>> Begin INPUT

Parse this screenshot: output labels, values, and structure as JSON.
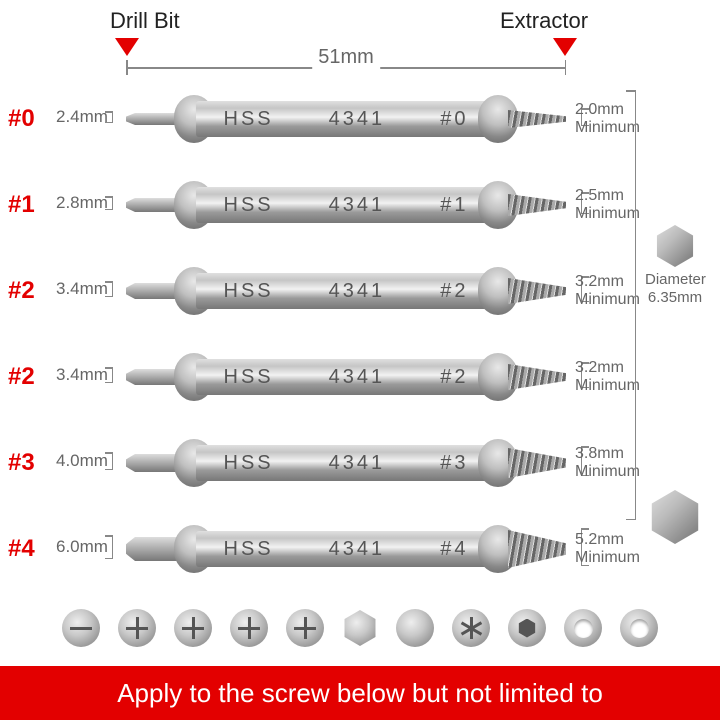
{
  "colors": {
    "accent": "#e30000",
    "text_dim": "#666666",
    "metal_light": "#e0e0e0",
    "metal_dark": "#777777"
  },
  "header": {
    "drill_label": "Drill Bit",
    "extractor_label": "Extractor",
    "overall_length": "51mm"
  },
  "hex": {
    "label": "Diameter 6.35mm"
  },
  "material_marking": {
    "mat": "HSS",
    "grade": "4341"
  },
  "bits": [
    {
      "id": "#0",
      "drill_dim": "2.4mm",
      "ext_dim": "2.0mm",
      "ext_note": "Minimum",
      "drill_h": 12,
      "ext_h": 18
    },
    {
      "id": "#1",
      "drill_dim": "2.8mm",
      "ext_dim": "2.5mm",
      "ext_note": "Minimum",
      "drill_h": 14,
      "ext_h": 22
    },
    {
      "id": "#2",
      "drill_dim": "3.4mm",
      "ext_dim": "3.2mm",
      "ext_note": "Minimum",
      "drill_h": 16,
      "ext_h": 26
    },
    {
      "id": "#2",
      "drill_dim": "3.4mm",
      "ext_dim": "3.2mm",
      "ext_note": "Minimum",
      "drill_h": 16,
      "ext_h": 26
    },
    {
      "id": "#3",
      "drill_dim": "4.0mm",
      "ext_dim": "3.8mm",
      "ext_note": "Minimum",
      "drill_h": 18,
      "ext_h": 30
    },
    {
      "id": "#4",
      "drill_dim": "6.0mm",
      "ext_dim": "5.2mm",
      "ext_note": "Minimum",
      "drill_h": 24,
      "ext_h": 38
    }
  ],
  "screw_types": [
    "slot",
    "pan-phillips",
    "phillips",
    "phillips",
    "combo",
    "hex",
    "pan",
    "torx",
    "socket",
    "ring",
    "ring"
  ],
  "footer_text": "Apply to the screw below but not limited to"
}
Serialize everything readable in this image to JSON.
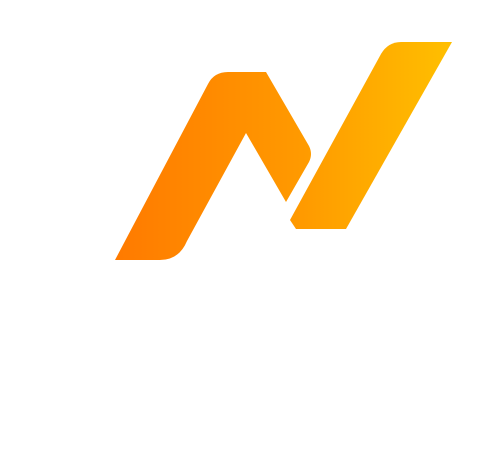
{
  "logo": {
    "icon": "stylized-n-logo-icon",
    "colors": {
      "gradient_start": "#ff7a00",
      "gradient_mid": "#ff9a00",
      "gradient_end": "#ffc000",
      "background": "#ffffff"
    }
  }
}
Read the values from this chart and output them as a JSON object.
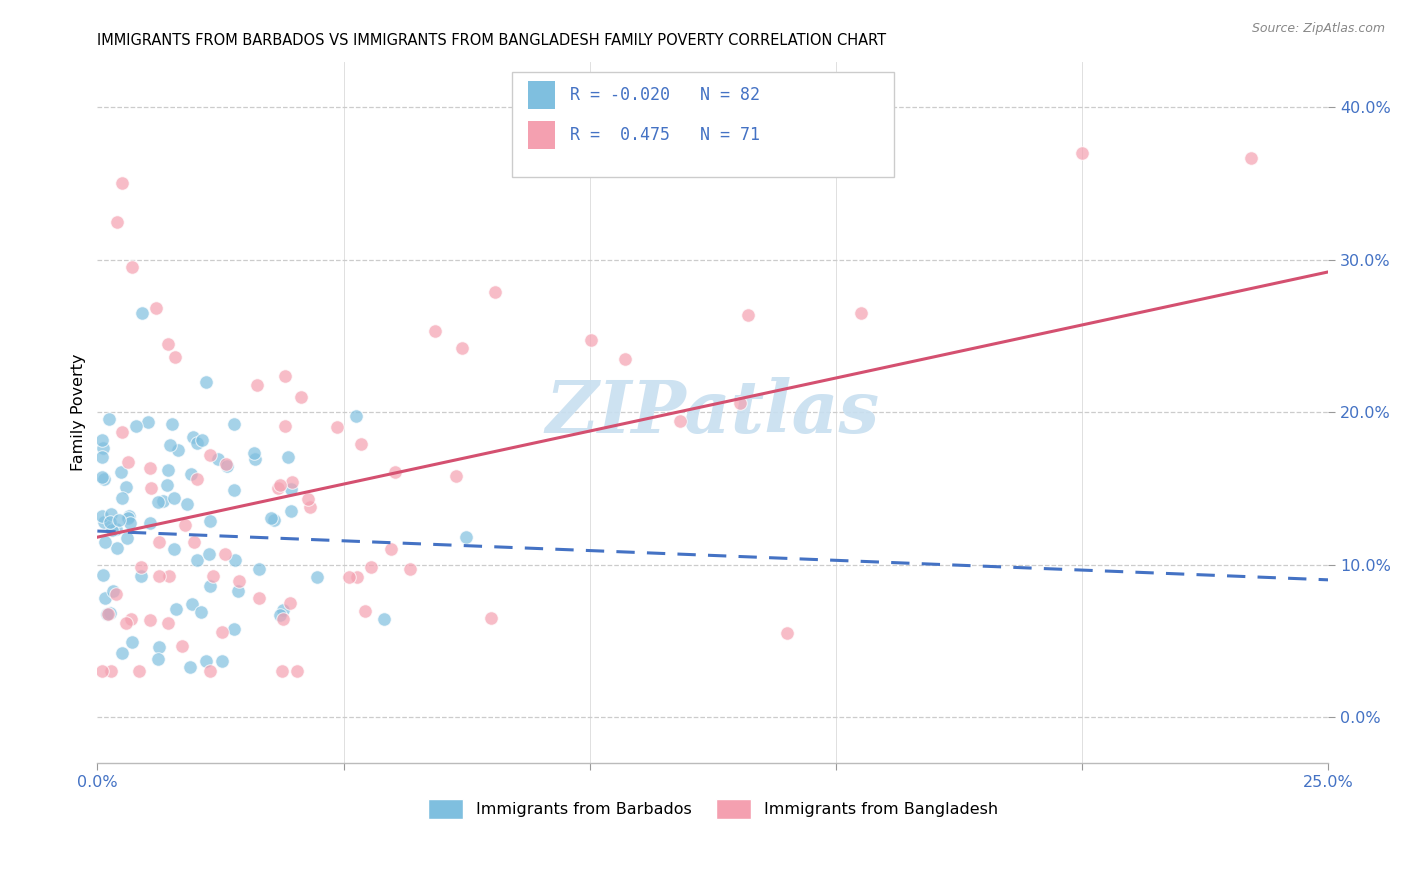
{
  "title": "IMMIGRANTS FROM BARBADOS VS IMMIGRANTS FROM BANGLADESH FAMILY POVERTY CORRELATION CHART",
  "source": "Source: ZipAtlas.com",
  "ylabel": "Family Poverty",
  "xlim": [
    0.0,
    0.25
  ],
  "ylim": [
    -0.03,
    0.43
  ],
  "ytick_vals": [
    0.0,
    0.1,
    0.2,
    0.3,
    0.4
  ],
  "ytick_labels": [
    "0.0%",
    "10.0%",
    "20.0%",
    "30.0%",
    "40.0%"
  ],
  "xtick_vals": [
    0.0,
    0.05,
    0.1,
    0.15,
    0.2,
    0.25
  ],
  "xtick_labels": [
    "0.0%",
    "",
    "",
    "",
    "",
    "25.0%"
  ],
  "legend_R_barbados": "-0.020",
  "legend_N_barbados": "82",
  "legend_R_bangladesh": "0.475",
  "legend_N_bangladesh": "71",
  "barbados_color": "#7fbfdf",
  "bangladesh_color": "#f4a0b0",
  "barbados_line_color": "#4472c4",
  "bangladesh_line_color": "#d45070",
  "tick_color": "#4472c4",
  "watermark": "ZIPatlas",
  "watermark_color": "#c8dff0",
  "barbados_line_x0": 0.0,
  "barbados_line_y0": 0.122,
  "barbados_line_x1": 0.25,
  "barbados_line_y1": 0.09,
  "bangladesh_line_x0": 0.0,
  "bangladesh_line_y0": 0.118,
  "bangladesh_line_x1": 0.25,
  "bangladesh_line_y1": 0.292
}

>> End INPUT

* _DIRECTIVE_
All the records above need to be given again word for word. Skip the pictures.

* _THE OUTPUT_
Parse this screenshot: output labels, values, and structure as JSON.
{
  "colors": {
    "accent": "#e30000",
    "text_dim": "#666666",
    "metal_light": "#e0e0e0",
    "metal_dark": "#777777"
  },
  "header": {
    "drill_label": "Drill Bit",
    "extractor_label": "Extractor",
    "overall_length": "51mm"
  },
  "hex": {
    "label": "Diameter 6.35mm"
  },
  "material_marking": {
    "mat": "HSS",
    "grade": "4341"
  },
  "bits": [
    {
      "id": "#0",
      "drill_dim": "2.4mm",
      "ext_dim": "2.0mm",
      "ext_note": "Minimum",
      "drill_h": 12,
      "ext_h": 18
    },
    {
      "id": "#1",
      "drill_dim": "2.8mm",
      "ext_dim": "2.5mm",
      "ext_note": "Minimum",
      "drill_h": 14,
      "ext_h": 22
    },
    {
      "id": "#2",
      "drill_dim": "3.4mm",
      "ext_dim": "3.2mm",
      "ext_note": "Minimum",
      "drill_h": 16,
      "ext_h": 26
    },
    {
      "id": "#2",
      "drill_dim": "3.4mm",
      "ext_dim": "3.2mm",
      "ext_note": "Minimum",
      "drill_h": 16,
      "ext_h": 26
    },
    {
      "id": "#3",
      "drill_dim": "4.0mm",
      "ext_dim": "3.8mm",
      "ext_note": "Minimum",
      "drill_h": 18,
      "ext_h": 30
    },
    {
      "id": "#4",
      "drill_dim": "6.0mm",
      "ext_dim": "5.2mm",
      "ext_note": "Minimum",
      "drill_h": 24,
      "ext_h": 38
    }
  ],
  "screw_types": [
    "slot",
    "pan-phillips",
    "phillips",
    "phillips",
    "combo",
    "hex",
    "pan",
    "torx",
    "socket",
    "ring",
    "ring"
  ],
  "footer_text": "Apply to the screw below but not limited to"
}
Serialize everything readable in this image to JSON.
{
  "logo": {
    "icon": "stylized-n-logo-icon",
    "colors": {
      "gradient_start": "#ff7a00",
      "gradient_mid": "#ff9a00",
      "gradient_end": "#ffc000",
      "background": "#ffffff"
    }
  }
}
Read the values from this chart and output them as a JSON object.
{
  "title": "IMMIGRANTS FROM BARBADOS VS IMMIGRANTS FROM BANGLADESH FAMILY POVERTY CORRELATION CHART",
  "source": "Source: ZipAtlas.com",
  "ylabel": "Family Poverty",
  "xlim": [
    0.0,
    0.25
  ],
  "ylim": [
    -0.03,
    0.43
  ],
  "ytick_vals": [
    0.0,
    0.1,
    0.2,
    0.3,
    0.4
  ],
  "ytick_labels": [
    "0.0%",
    "10.0%",
    "20.0%",
    "30.0%",
    "40.0%"
  ],
  "xtick_vals": [
    0.0,
    0.05,
    0.1,
    0.15,
    0.2,
    0.25
  ],
  "xtick_labels": [
    "0.0%",
    "",
    "",
    "",
    "",
    "25.0%"
  ],
  "legend_R_barbados": "-0.020",
  "legend_N_barbados": "82",
  "legend_R_bangladesh": "0.475",
  "legend_N_bangladesh": "71",
  "barbados_color": "#7fbfdf",
  "bangladesh_color": "#f4a0b0",
  "barbados_line_color": "#4472c4",
  "bangladesh_line_color": "#d45070",
  "tick_color": "#4472c4",
  "watermark": "ZIPatlas",
  "watermark_color": "#c8dff0",
  "barbados_line_x0": 0.0,
  "barbados_line_y0": 0.122,
  "barbados_line_x1": 0.25,
  "barbados_line_y1": 0.09,
  "bangladesh_line_x0": 0.0,
  "bangladesh_line_y0": 0.118,
  "bangladesh_line_x1": 0.25,
  "bangladesh_line_y1": 0.292
}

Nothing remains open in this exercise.